:: The data ::

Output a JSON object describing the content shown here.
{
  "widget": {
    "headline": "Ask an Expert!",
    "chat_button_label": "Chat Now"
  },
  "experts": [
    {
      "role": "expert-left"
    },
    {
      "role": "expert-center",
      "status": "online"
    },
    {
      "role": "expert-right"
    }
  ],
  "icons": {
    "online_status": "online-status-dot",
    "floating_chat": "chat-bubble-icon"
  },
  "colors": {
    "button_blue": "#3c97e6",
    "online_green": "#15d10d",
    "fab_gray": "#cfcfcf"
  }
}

:::

Description of the task => Retype the material in full. Each word must match.

Right answer =>
Output a JSON object describing the content shown here.
{
  "widget": {
    "headline": "Ask an Expert!",
    "chat_button_label": "Chat Now"
  },
  "experts": [
    {
      "role": "expert-left"
    },
    {
      "role": "expert-center",
      "status": "online"
    },
    {
      "role": "expert-right"
    }
  ],
  "icons": {
    "online_status": "online-status-dot",
    "floating_chat": "chat-bubble-icon"
  },
  "colors": {
    "button_blue": "#3c97e6",
    "online_green": "#15d10d",
    "fab_gray": "#cfcfcf"
  }
}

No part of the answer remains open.